OBJECTIVE:
Restate each entry word for word, leaving nothing out.

Entries taken from a collection
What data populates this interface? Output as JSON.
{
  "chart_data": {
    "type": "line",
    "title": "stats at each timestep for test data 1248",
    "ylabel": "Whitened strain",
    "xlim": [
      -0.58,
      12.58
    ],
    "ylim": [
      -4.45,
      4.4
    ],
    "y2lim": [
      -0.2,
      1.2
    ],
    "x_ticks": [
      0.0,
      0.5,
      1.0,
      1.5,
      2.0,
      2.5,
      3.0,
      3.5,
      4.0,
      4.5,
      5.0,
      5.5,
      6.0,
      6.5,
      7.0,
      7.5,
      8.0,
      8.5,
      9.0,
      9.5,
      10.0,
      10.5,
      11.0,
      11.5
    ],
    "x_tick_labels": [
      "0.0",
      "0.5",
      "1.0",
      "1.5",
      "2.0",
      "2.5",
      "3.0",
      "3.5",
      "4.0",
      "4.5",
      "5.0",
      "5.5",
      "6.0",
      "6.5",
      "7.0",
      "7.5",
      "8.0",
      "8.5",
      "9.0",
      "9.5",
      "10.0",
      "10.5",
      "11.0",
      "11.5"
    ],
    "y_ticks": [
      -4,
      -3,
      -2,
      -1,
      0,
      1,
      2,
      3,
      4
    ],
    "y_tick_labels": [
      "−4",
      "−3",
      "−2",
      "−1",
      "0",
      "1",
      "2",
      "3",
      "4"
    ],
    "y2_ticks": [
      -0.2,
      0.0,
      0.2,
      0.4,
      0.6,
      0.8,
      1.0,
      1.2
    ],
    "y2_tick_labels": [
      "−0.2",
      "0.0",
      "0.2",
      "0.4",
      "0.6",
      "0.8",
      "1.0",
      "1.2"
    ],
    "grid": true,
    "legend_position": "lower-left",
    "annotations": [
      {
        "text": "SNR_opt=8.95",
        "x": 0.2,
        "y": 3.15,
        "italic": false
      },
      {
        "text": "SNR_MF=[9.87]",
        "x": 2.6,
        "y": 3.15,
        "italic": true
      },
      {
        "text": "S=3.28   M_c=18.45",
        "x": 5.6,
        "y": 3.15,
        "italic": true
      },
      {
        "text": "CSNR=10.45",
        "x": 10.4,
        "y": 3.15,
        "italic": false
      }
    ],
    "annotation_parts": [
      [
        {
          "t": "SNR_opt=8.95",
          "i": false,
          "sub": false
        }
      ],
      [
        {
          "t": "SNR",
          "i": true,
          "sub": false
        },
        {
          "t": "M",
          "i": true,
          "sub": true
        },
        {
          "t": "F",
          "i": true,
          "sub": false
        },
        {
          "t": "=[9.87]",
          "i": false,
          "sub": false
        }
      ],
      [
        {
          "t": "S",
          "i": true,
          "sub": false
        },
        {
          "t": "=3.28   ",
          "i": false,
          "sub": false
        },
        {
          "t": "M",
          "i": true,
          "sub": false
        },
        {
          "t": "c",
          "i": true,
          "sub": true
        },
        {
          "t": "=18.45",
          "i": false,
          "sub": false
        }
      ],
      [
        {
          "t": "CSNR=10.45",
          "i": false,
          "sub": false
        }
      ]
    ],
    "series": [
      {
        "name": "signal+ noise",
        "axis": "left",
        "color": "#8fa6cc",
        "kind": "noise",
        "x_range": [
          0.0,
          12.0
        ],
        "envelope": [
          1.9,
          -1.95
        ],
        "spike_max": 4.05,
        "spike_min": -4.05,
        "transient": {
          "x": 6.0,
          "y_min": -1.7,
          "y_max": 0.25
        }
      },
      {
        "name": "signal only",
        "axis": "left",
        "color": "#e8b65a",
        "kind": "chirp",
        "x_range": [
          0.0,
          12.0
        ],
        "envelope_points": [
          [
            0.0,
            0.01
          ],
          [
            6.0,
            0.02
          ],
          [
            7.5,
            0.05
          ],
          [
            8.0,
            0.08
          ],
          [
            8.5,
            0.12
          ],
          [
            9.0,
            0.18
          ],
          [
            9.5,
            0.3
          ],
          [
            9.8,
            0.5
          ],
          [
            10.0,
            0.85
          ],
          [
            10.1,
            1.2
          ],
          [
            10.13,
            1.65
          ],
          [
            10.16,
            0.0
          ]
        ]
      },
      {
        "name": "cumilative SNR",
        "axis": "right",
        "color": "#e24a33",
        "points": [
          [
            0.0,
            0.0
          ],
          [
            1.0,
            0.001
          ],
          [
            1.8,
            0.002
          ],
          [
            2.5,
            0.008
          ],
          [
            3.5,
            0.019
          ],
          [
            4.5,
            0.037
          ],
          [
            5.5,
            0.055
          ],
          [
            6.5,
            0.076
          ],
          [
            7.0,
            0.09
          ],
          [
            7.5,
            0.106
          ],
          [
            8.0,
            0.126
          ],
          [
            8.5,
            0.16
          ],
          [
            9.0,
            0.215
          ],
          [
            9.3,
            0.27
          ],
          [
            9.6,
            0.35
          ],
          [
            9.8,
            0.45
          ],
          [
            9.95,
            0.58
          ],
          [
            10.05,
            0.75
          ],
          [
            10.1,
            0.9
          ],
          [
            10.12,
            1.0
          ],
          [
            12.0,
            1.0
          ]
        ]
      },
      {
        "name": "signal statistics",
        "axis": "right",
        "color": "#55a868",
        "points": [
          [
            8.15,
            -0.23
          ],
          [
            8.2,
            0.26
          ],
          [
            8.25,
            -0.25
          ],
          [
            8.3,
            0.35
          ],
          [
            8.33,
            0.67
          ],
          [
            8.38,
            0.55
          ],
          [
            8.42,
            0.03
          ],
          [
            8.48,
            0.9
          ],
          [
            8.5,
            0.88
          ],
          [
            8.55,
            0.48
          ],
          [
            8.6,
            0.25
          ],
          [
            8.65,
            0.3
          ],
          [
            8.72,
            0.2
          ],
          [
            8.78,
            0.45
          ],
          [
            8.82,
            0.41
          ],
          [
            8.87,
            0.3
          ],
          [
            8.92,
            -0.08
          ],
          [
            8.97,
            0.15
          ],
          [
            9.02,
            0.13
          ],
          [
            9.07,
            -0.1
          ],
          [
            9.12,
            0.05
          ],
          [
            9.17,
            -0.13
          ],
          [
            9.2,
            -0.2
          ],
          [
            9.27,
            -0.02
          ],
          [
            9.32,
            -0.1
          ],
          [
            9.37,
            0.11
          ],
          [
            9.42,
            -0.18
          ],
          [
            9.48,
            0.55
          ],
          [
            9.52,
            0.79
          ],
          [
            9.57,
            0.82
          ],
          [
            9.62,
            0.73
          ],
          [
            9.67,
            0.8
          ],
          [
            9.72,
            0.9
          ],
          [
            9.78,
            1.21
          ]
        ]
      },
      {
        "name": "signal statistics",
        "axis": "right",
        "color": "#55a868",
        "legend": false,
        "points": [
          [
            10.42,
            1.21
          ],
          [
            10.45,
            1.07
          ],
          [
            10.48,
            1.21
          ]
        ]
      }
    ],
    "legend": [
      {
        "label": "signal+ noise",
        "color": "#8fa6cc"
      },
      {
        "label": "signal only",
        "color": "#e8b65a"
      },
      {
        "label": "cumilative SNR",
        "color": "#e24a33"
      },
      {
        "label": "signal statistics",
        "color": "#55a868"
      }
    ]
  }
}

OUTPUT OF THE TASK:
What data populates this interface? Output as JSON.
{
  "chart_data": {
    "type": "line",
    "title": "stats at each timestep for test data 1248",
    "ylabel": "Whitened strain",
    "xlim": [
      -0.58,
      12.58
    ],
    "ylim": [
      -4.45,
      4.4
    ],
    "y2lim": [
      -0.2,
      1.2
    ],
    "x_ticks": [
      0.0,
      0.5,
      1.0,
      1.5,
      2.0,
      2.5,
      3.0,
      3.5,
      4.0,
      4.5,
      5.0,
      5.5,
      6.0,
      6.5,
      7.0,
      7.5,
      8.0,
      8.5,
      9.0,
      9.5,
      10.0,
      10.5,
      11.0,
      11.5
    ],
    "x_tick_labels": [
      "0.0",
      "0.5",
      "1.0",
      "1.5",
      "2.0",
      "2.5",
      "3.0",
      "3.5",
      "4.0",
      "4.5",
      "5.0",
      "5.5",
      "6.0",
      "6.5",
      "7.0",
      "7.5",
      "8.0",
      "8.5",
      "9.0",
      "9.5",
      "10.0",
      "10.5",
      "11.0",
      "11.5"
    ],
    "y_ticks": [
      -4,
      -3,
      -2,
      -1,
      0,
      1,
      2,
      3,
      4
    ],
    "y_tick_labels": [
      "−4",
      "−3",
      "−2",
      "−1",
      "0",
      "1",
      "2",
      "3",
      "4"
    ],
    "y2_ticks": [
      -0.2,
      0.0,
      0.2,
      0.4,
      0.6,
      0.8,
      1.0,
      1.2
    ],
    "y2_tick_labels": [
      "−0.2",
      "0.0",
      "0.2",
      "0.4",
      "0.6",
      "0.8",
      "1.0",
      "1.2"
    ],
    "grid": true,
    "legend_position": "lower-left",
    "annotations": [
      {
        "text": "SNR_opt=8.95",
        "x": 0.2,
        "y": 3.15,
        "italic": false
      },
      {
        "text": "SNR_MF=[9.87]",
        "x": 2.6,
        "y": 3.15,
        "italic": true
      },
      {
        "text": "S=3.28   M_c=18.45",
        "x": 5.6,
        "y": 3.15,
        "italic": true
      },
      {
        "text": "CSNR=10.45",
        "x": 10.4,
        "y": 3.15,
        "italic": false
      }
    ],
    "annotation_parts": [
      [
        {
          "t": "SNR_opt=8.95",
          "i": false,
          "sub": false
        }
      ],
      [
        {
          "t": "SNR",
          "i": true,
          "sub": false
        },
        {
          "t": "M",
          "i": true,
          "sub": true
        },
        {
          "t": "F",
          "i": true,
          "sub": false
        },
        {
          "t": "=[9.87]",
          "i": false,
          "sub": false
        }
      ],
      [
        {
          "t": "S",
          "i": true,
          "sub": false
        },
        {
          "t": "=3.28   ",
          "i": false,
          "sub": false
        },
        {
          "t": "M",
          "i": true,
          "sub": false
        },
        {
          "t": "c",
          "i": true,
          "sub": true
        },
        {
          "t": "=18.45",
          "i": false,
          "sub": false
        }
      ],
      [
        {
          "t": "CSNR=10.45",
          "i": false,
          "sub": false
        }
      ]
    ],
    "series": [
      {
        "name": "signal+ noise",
        "axis": "left",
        "color": "#8fa6cc",
        "kind": "noise",
        "x_range": [
          0.0,
          12.0
        ],
        "envelope": [
          1.9,
          -1.95
        ],
        "spike_max": 4.05,
        "spike_min": -4.05,
        "transient": {
          "x": 6.0,
          "y_min": -1.7,
          "y_max": 0.25
        }
      },
      {
        "name": "signal only",
        "axis": "left",
        "color": "#e8b65a",
        "kind": "chirp",
        "x_range": [
          0.0,
          12.0
        ],
        "envelope_points": [
          [
            0.0,
            0.01
          ],
          [
            6.0,
            0.02
          ],
          [
            7.5,
            0.05
          ],
          [
            8.0,
            0.08
          ],
          [
            8.5,
            0.12
          ],
          [
            9.0,
            0.18
          ],
          [
            9.5,
            0.3
          ],
          [
            9.8,
            0.5
          ],
          [
            10.0,
            0.85
          ],
          [
            10.1,
            1.2
          ],
          [
            10.13,
            1.65
          ],
          [
            10.16,
            0.0
          ]
        ]
      },
      {
        "name": "cumilative SNR",
        "axis": "right",
        "color": "#e24a33",
        "points": [
          [
            0.0,
            0.0
          ],
          [
            1.0,
            0.001
          ],
          [
            1.8,
            0.002
          ],
          [
            2.5,
            0.008
          ],
          [
            3.5,
            0.019
          ],
          [
            4.5,
            0.037
          ],
          [
            5.5,
            0.055
          ],
          [
            6.5,
            0.076
          ],
          [
            7.0,
            0.09
          ],
          [
            7.5,
            0.106
          ],
          [
            8.0,
            0.126
          ],
          [
            8.5,
            0.16
          ],
          [
            9.0,
            0.215
          ],
          [
            9.3,
            0.27
          ],
          [
            9.6,
            0.35
          ],
          [
            9.8,
            0.45
          ],
          [
            9.95,
            0.58
          ],
          [
            10.05,
            0.75
          ],
          [
            10.1,
            0.9
          ],
          [
            10.12,
            1.0
          ],
          [
            12.0,
            1.0
          ]
        ]
      },
      {
        "name": "signal statistics",
        "axis": "right",
        "color": "#55a868",
        "points": [
          [
            8.15,
            -0.23
          ],
          [
            8.2,
            0.26
          ],
          [
            8.25,
            -0.25
          ],
          [
            8.3,
            0.35
          ],
          [
            8.33,
            0.67
          ],
          [
            8.38,
            0.55
          ],
          [
            8.42,
            0.03
          ],
          [
            8.48,
            0.9
          ],
          [
            8.5,
            0.88
          ],
          [
            8.55,
            0.48
          ],
          [
            8.6,
            0.25
          ],
          [
            8.65,
            0.3
          ],
          [
            8.72,
            0.2
          ],
          [
            8.78,
            0.45
          ],
          [
            8.82,
            0.41
          ],
          [
            8.87,
            0.3
          ],
          [
            8.92,
            -0.08
          ],
          [
            8.97,
            0.15
          ],
          [
            9.02,
            0.13
          ],
          [
            9.07,
            -0.1
          ],
          [
            9.12,
            0.05
          ],
          [
            9.17,
            -0.13
          ],
          [
            9.2,
            -0.2
          ],
          [
            9.27,
            -0.02
          ],
          [
            9.32,
            -0.1
          ],
          [
            9.37,
            0.11
          ],
          [
            9.42,
            -0.18
          ],
          [
            9.48,
            0.55
          ],
          [
            9.52,
            0.79
          ],
          [
            9.57,
            0.82
          ],
          [
            9.62,
            0.73
          ],
          [
            9.67,
            0.8
          ],
          [
            9.72,
            0.9
          ],
          [
            9.78,
            1.21
          ]
        ]
      },
      {
        "name": "signal statistics",
        "axis": "right",
        "color": "#55a868",
        "legend": false,
        "points": [
          [
            10.42,
            1.21
          ],
          [
            10.45,
            1.07
          ],
          [
            10.48,
            1.21
          ]
        ]
      }
    ],
    "legend": [
      {
        "label": "signal+ noise",
        "color": "#8fa6cc"
      },
      {
        "label": "signal only",
        "color": "#e8b65a"
      },
      {
        "label": "cumilative SNR",
        "color": "#e24a33"
      },
      {
        "label": "signal statistics",
        "color": "#55a868"
      }
    ]
  }
}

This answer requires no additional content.